Return all of the entries, keeping every word and mark as it is.

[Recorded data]

§

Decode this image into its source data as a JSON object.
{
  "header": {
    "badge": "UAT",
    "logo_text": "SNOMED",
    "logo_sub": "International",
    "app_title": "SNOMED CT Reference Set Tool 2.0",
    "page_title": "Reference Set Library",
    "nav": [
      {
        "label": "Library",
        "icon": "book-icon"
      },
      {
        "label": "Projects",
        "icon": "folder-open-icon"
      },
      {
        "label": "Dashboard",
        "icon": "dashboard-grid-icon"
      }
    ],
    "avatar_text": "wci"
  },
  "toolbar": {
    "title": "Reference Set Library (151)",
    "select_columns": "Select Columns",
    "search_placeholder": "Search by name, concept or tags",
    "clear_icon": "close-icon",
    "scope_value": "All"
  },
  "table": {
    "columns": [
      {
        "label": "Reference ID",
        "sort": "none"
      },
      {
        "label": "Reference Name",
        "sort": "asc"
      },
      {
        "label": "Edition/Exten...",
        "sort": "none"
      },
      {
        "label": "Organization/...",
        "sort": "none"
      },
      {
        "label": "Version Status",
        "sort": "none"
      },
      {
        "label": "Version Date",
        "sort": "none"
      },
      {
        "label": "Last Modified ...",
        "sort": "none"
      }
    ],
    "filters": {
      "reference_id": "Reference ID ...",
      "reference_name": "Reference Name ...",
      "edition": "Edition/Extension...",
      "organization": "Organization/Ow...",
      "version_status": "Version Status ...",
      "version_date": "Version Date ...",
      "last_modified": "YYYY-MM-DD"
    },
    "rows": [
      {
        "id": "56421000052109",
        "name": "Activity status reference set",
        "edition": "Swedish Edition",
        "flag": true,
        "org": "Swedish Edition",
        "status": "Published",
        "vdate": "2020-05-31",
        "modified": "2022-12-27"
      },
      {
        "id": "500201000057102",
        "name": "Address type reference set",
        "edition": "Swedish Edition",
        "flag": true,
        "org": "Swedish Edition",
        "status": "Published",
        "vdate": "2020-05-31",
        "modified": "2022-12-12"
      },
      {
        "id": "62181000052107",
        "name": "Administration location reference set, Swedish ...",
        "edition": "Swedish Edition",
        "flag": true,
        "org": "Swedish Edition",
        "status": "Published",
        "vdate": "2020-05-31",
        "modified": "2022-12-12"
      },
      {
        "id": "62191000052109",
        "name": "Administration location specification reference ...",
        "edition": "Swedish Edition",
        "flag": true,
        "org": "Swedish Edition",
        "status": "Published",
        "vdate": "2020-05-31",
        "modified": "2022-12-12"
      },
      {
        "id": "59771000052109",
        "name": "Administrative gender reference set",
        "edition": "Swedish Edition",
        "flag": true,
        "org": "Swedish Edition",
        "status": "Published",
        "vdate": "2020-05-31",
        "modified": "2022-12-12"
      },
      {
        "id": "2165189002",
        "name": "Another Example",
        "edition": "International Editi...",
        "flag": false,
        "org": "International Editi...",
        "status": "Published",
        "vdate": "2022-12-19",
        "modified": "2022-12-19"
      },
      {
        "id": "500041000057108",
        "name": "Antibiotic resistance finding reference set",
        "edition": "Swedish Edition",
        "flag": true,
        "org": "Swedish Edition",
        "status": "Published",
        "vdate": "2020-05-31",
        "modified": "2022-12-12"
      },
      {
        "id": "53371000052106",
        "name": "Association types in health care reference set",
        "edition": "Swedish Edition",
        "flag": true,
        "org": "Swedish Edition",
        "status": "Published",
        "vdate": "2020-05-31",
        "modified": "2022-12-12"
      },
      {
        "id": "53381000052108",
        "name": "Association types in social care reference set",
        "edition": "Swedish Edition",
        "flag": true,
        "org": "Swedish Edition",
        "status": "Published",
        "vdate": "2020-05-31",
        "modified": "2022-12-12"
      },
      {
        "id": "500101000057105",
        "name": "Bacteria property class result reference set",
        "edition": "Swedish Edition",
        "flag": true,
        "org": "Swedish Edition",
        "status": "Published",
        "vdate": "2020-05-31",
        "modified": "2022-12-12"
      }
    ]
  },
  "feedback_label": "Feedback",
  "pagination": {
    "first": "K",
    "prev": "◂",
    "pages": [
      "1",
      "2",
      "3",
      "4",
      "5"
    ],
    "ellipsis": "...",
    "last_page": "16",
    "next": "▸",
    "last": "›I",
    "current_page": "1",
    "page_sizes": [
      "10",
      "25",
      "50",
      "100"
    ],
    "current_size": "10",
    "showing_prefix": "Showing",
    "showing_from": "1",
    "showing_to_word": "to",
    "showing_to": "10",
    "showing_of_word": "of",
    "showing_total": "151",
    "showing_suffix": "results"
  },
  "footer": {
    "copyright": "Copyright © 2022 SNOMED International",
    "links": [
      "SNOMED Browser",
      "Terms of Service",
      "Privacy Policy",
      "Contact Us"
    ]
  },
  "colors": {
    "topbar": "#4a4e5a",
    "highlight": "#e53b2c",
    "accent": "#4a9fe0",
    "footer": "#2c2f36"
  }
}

§

▸ **Answer box**:
Decode this image into its source data as a JSON object.
{
  "header": {
    "badge": "UAT",
    "logo_text": "SNOMED",
    "logo_sub": "International",
    "app_title": "SNOMED CT Reference Set Tool 2.0",
    "page_title": "Reference Set Library",
    "nav": [
      {
        "label": "Library",
        "icon": "book-icon"
      },
      {
        "label": "Projects",
        "icon": "folder-open-icon"
      },
      {
        "label": "Dashboard",
        "icon": "dashboard-grid-icon"
      }
    ],
    "avatar_text": "wci"
  },
  "toolbar": {
    "title": "Reference Set Library (151)",
    "select_columns": "Select Columns",
    "search_placeholder": "Search by name, concept or tags",
    "clear_icon": "close-icon",
    "scope_value": "All"
  },
  "table": {
    "columns": [
      {
        "label": "Reference ID",
        "sort": "none"
      },
      {
        "label": "Reference Name",
        "sort": "asc"
      },
      {
        "label": "Edition/Exten...",
        "sort": "none"
      },
      {
        "label": "Organization/...",
        "sort": "none"
      },
      {
        "label": "Version Status",
        "sort": "none"
      },
      {
        "label": "Version Date",
        "sort": "none"
      },
      {
        "label": "Last Modified ...",
        "sort": "none"
      }
    ],
    "filters": {
      "reference_id": "Reference ID ...",
      "reference_name": "Reference Name ...",
      "edition": "Edition/Extension...",
      "organization": "Organization/Ow...",
      "version_status": "Version Status ...",
      "version_date": "Version Date ...",
      "last_modified": "YYYY-MM-DD"
    },
    "rows": [
      {
        "id": "56421000052109",
        "name": "Activity status reference set",
        "edition": "Swedish Edition",
        "flag": true,
        "org": "Swedish Edition",
        "status": "Published",
        "vdate": "2020-05-31",
        "modified": "2022-12-27"
      },
      {
        "id": "500201000057102",
        "name": "Address type reference set",
        "edition": "Swedish Edition",
        "flag": true,
        "org": "Swedish Edition",
        "status": "Published",
        "vdate": "2020-05-31",
        "modified": "2022-12-12"
      },
      {
        "id": "62181000052107",
        "name": "Administration location reference set, Swedish ...",
        "edition": "Swedish Edition",
        "flag": true,
        "org": "Swedish Edition",
        "status": "Published",
        "vdate": "2020-05-31",
        "modified": "2022-12-12"
      },
      {
        "id": "62191000052109",
        "name": "Administration location specification reference ...",
        "edition": "Swedish Edition",
        "flag": true,
        "org": "Swedish Edition",
        "status": "Published",
        "vdate": "2020-05-31",
        "modified": "2022-12-12"
      },
      {
        "id": "59771000052109",
        "name": "Administrative gender reference set",
        "edition": "Swedish Edition",
        "flag": true,
        "org": "Swedish Edition",
        "status": "Published",
        "vdate": "2020-05-31",
        "modified": "2022-12-12"
      },
      {
        "id": "2165189002",
        "name": "Another Example",
        "edition": "International Editi...",
        "flag": false,
        "org": "International Editi...",
        "status": "Published",
        "vdate": "2022-12-19",
        "modified": "2022-12-19"
      },
      {
        "id": "500041000057108",
        "name": "Antibiotic resistance finding reference set",
        "edition": "Swedish Edition",
        "flag": true,
        "org": "Swedish Edition",
        "status": "Published",
        "vdate": "2020-05-31",
        "modified": "2022-12-12"
      },
      {
        "id": "53371000052106",
        "name": "Association types in health care reference set",
        "edition": "Swedish Edition",
        "flag": true,
        "org": "Swedish Edition",
        "status": "Published",
        "vdate": "2020-05-31",
        "modified": "2022-12-12"
      },
      {
        "id": "53381000052108",
        "name": "Association types in social care reference set",
        "edition": "Swedish Edition",
        "flag": true,
        "org": "Swedish Edition",
        "status": "Published",
        "vdate": "2020-05-31",
        "modified": "2022-12-12"
      },
      {
        "id": "500101000057105",
        "name": "Bacteria property class result reference set",
        "edition": "Swedish Edition",
        "flag": true,
        "org": "Swedish Edition",
        "status": "Published",
        "vdate": "2020-05-31",
        "modified": "2022-12-12"
      }
    ]
  },
  "feedback_label": "Feedback",
  "pagination": {
    "first": "K",
    "prev": "◂",
    "pages": [
      "1",
      "2",
      "3",
      "4",
      "5"
    ],
    "ellipsis": "...",
    "last_page": "16",
    "next": "▸",
    "last": "›I",
    "current_page": "1",
    "page_sizes": [
      "10",
      "25",
      "50",
      "100"
    ],
    "current_size": "10",
    "showing_prefix": "Showing",
    "showing_from": "1",
    "showing_to_word": "to",
    "showing_to": "10",
    "showing_of_word": "of",
    "showing_total": "151",
    "showing_suffix": "results"
  },
  "footer": {
    "copyright": "Copyright © 2022 SNOMED International",
    "links": [
      "SNOMED Browser",
      "Terms of Service",
      "Privacy Policy",
      "Contact Us"
    ]
  },
  "colors": {
    "topbar": "#4a4e5a",
    "highlight": "#e53b2c",
    "accent": "#4a9fe0",
    "footer": "#2c2f36"
  }
}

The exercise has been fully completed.